• [ÉNONCÉ DU PROBLÈME 1]: D’après l’entretien avec Angèle ci-dessous, indiquez si chaque affirmation est exacte, par oui ou par non, en citant les mots décisifs : (a) c’est une amie qui a inscrit Angèle sur Instagram ; (b) le premier post d’Angèle sur Instagram était une photo ; (c) La Thune est le deuxième single d’Angèle.

• [EXTRAIT DU DOCUMENT]:
******

ANGÈLE : PORTRAIT NUMÉRIQUE

Photo Charlotte Abramow


« Pour vivre heureux, vivons cachés », proclamaient nos parents. La génération d’Angèle cède quant à elle au besoin quasi vital de s’exhiber, avec une peur panique de manquer quelque chose, sur des applis régies par la culture du fake. La jeune artiste belge est un pur produit Instagram : c’est l’application qui l’a rendue célèbre. Dans le clip de La Thune, son troisième single, les smartphones se transforment en guns pour critiquer notre manie de « shooter tout ce qui bouge, en rafale », dixit le réalisateur parisien Aube Perrie.

Propos recueillis par Alexandra Dumont

Instagram a-t-il constitué un repère identitaire dans ta construction personnelle ?

Non, ce serait malsain ! C’est une amie qui m’a inscrite il y a trois ans. Avant cela, je n’avais pas de smartphone, j’étais une rebelle de la société (Sourire). Ensuite, Instagram est entré dans ma vie, et j’étais un peu sceptique au début. Je travaillais comme serveuse, et c’était à la mode de prendre ses plats en photo au restaurant. Moi, ça me mettait la pression ! Quand je préparais mal mes bagels, j’avais droit au regard assassin des clients, qui venaient plus pour la photo que pour manger. C’est là que j’ai développé une haine des réseaux sociaux… Pour finalement en devenir la plus grande utilisatrice d’Europe (Rires) !
Te souviens-tu de ton premier post sur Instagram ?
Oui, c’était une vidéo de quinze secondes avec Ambre, une amie chanteuse. Quand j’ai commencé à utiliser Instagram, j’assumais moyen l’idée de me filmer seule dans ma chambre, en train de chanter, moi qui critiquais tant les selfies et les Instagrameuses. J’étais un peu extrême, je l’avoue (Rires). En fin de compte, je m’y suis mise par le biais de l’humour. Dès que je me filmais, il y avait toujours un moment où je faisais une grimace. Ou alors le téléphone tombait, et je trouvais ça plus intéressant que de montrer simplement une fille qui chante.

Photo Charlotte Abramow

Le second degré est-il devenu un masque pour te protéger ?

******

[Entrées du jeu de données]

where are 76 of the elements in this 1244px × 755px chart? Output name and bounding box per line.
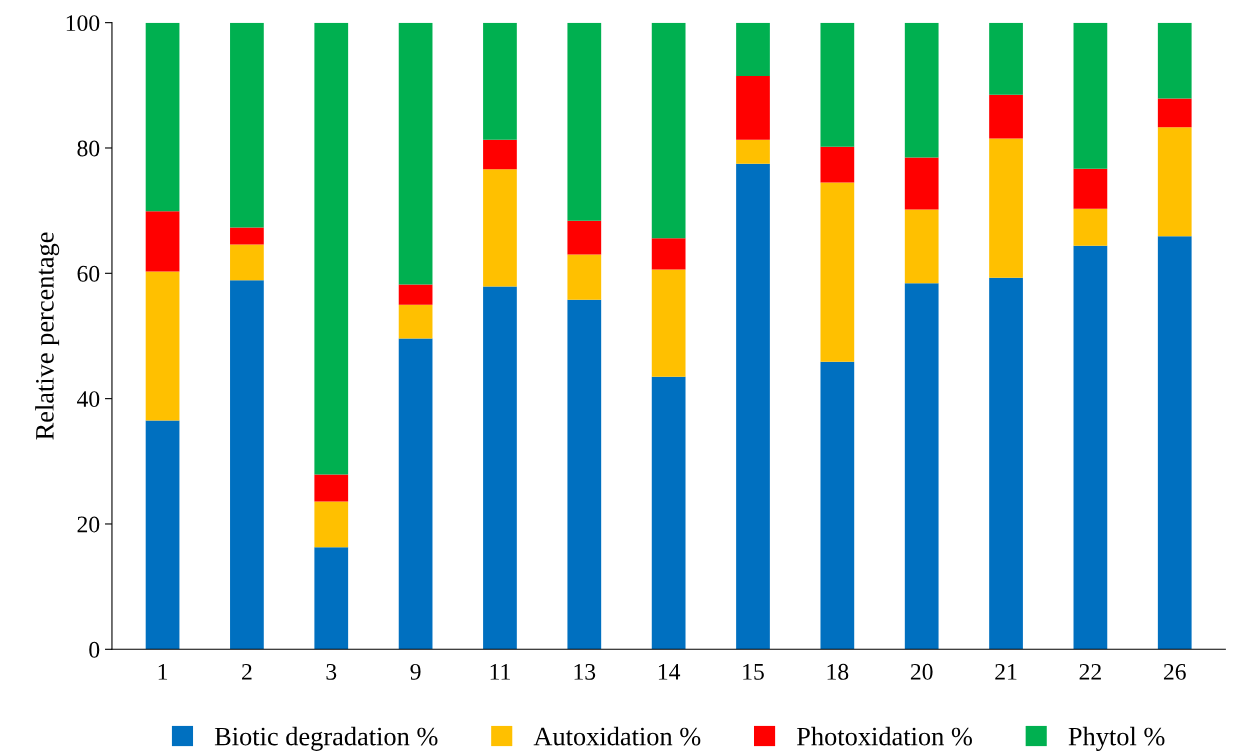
y-axis-title: Relative percentage — [35, 232, 60, 440]
bar — [314, 22, 349, 475]
legend-label: Autoxidation % — [533, 726, 701, 746]
bar — [567, 254, 602, 300]
y-tick-label: 20 — [77, 516, 100, 533]
bar — [145, 211, 180, 272]
bar — [314, 474, 349, 502]
bar — [1157, 127, 1192, 237]
bar — [989, 277, 1023, 650]
bar — [989, 22, 1023, 95]
x-tick-label: 26 — [1163, 663, 1186, 680]
bar — [398, 338, 433, 650]
bar — [145, 22, 180, 212]
bar — [230, 280, 264, 650]
bar — [314, 501, 349, 548]
x-tick-label: 2 — [242, 663, 252, 680]
bar — [230, 244, 264, 281]
bar — [736, 139, 770, 164]
bar — [1157, 236, 1192, 650]
bar — [567, 22, 602, 221]
bar — [145, 271, 180, 421]
y-tick-label: 0 — [89, 641, 100, 658]
bar — [1157, 98, 1192, 128]
bar — [736, 75, 770, 140]
bar — [483, 22, 517, 140]
y-tick-label: 100 — [66, 15, 100, 32]
x-tick-label: 11 — [490, 663, 510, 680]
bar — [651, 22, 686, 239]
legend-label: Phytol % — [1068, 726, 1165, 751]
bar — [989, 138, 1023, 278]
bar — [904, 209, 939, 284]
bar — [398, 284, 433, 305]
legend-label: Photoxidation % — [796, 726, 972, 746]
bar — [651, 269, 686, 377]
bar — [398, 304, 433, 339]
bar — [1157, 22, 1192, 99]
x-tick-label: 9 — [410, 663, 421, 680]
bar — [230, 227, 264, 245]
x-tick-label: 13 — [574, 663, 596, 680]
y-tick-label: 40 — [77, 391, 100, 408]
bar — [483, 286, 517, 650]
bar — [820, 146, 855, 183]
bar — [989, 94, 1023, 139]
bar — [904, 22, 939, 158]
x-tick-label: 14 — [658, 663, 681, 680]
bar — [1073, 208, 1108, 246]
x-tick-label: 20 — [910, 663, 933, 680]
x-tick-label: 21 — [995, 663, 1017, 680]
bar — [230, 22, 264, 228]
bar — [904, 283, 939, 650]
bar — [145, 420, 180, 650]
bar — [651, 376, 686, 650]
bar — [1073, 22, 1108, 169]
x-tick-label: 3 — [326, 663, 337, 680]
bar — [567, 299, 602, 650]
x-tick-label: 22 — [1079, 663, 1101, 680]
x-tick-label: 1 — [158, 663, 168, 680]
bar — [483, 139, 517, 170]
legend-label: Biotic degradation % — [214, 726, 438, 751]
y-tick-label: 80 — [77, 140, 100, 157]
bar — [820, 361, 855, 650]
bar — [314, 547, 349, 650]
x-tick-label: 18 — [827, 663, 849, 680]
bar — [820, 22, 855, 147]
bar — [398, 22, 433, 285]
bar — [904, 157, 939, 210]
bar — [483, 169, 517, 287]
bar — [567, 220, 602, 255]
bar — [736, 22, 770, 76]
bar — [1073, 245, 1108, 650]
bar — [1073, 168, 1108, 209]
y-tick-label: 60 — [77, 265, 100, 282]
bar — [651, 238, 686, 270]
bar — [820, 182, 855, 362]
bar — [736, 163, 770, 650]
x-tick-label: 15 — [743, 663, 764, 680]
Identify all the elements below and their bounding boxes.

******

• [ÉNONCÉ DU PROBLÈME 2]: Recopiez fidèlement, dans la liste ci-dessus, tout ce qui va de la ligne contenant « y-axis-title: Relative percentage » jusqu’à celle contenant « bar — [483, 139, 517, 170] », ces deux lignes comprises.

• [BONNE RÉPONSE 1]:
(a) Oui : « C’est une amie qui m’a inscrite il y a trois ans. »
(b) Non : « Oui, c’était une vidéo de quinze secondes avec Ambre, une amie chanteuse. »
(c) Non : « Dans le clip de La Thune, son troisième single »

• [BONNE RÉPONSE 2]:
y-axis-title: Relative percentage — [35, 232, 60, 440]
bar — [314, 22, 349, 475]
legend-label: Autoxidation % — [533, 726, 701, 746]
bar — [567, 254, 602, 300]
y-tick-label: 20 — [77, 516, 100, 533]
bar — [145, 211, 180, 272]
bar — [314, 474, 349, 502]
bar — [1157, 127, 1192, 237]
bar — [989, 277, 1023, 650]
bar — [989, 22, 1023, 95]
x-tick-label: 26 — [1163, 663, 1186, 680]
bar — [398, 338, 433, 650]
bar — [145, 22, 180, 212]
bar — [230, 280, 264, 650]
bar — [314, 501, 349, 548]
x-tick-label: 2 — [242, 663, 252, 680]
bar — [230, 244, 264, 281]
bar — [736, 139, 770, 164]
bar — [1157, 236, 1192, 650]
bar — [567, 22, 602, 221]
bar — [145, 271, 180, 421]
y-tick-label: 0 — [89, 641, 100, 658]
bar — [1157, 98, 1192, 128]
bar — [736, 75, 770, 140]
bar — [483, 22, 517, 140]
y-tick-label: 100 — [66, 15, 100, 32]
x-tick-label: 11 — [490, 663, 510, 680]
bar — [651, 22, 686, 239]
legend-label: Phytol % — [1068, 726, 1165, 751]
bar — [989, 138, 1023, 278]
bar — [904, 209, 939, 284]
bar — [398, 284, 433, 305]
legend-label: Photoxidation % — [796, 726, 972, 746]
bar — [651, 269, 686, 377]
bar — [398, 304, 433, 339]
bar — [1157, 22, 1192, 99]
x-tick-label: 9 — [410, 663, 421, 680]
bar — [230, 227, 264, 245]
x-tick-label: 13 — [574, 663, 596, 680]
y-tick-label: 40 — [77, 391, 100, 408]
bar — [483, 286, 517, 650]
bar — [820, 146, 855, 183]
bar — [989, 94, 1023, 139]
bar — [904, 22, 939, 158]
x-tick-label: 14 — [658, 663, 681, 680]
bar — [1073, 208, 1108, 246]
x-tick-label: 20 — [910, 663, 933, 680]
x-tick-label: 21 — [995, 663, 1017, 680]
bar — [230, 22, 264, 228]
bar — [904, 283, 939, 650]
bar — [145, 420, 180, 650]
bar — [651, 376, 686, 650]
bar — [1073, 22, 1108, 169]
x-tick-label: 3 — [326, 663, 337, 680]
bar — [567, 299, 602, 650]
x-tick-label: 22 — [1079, 663, 1101, 680]
x-tick-label: 1 — [158, 663, 168, 680]
bar — [483, 139, 517, 170]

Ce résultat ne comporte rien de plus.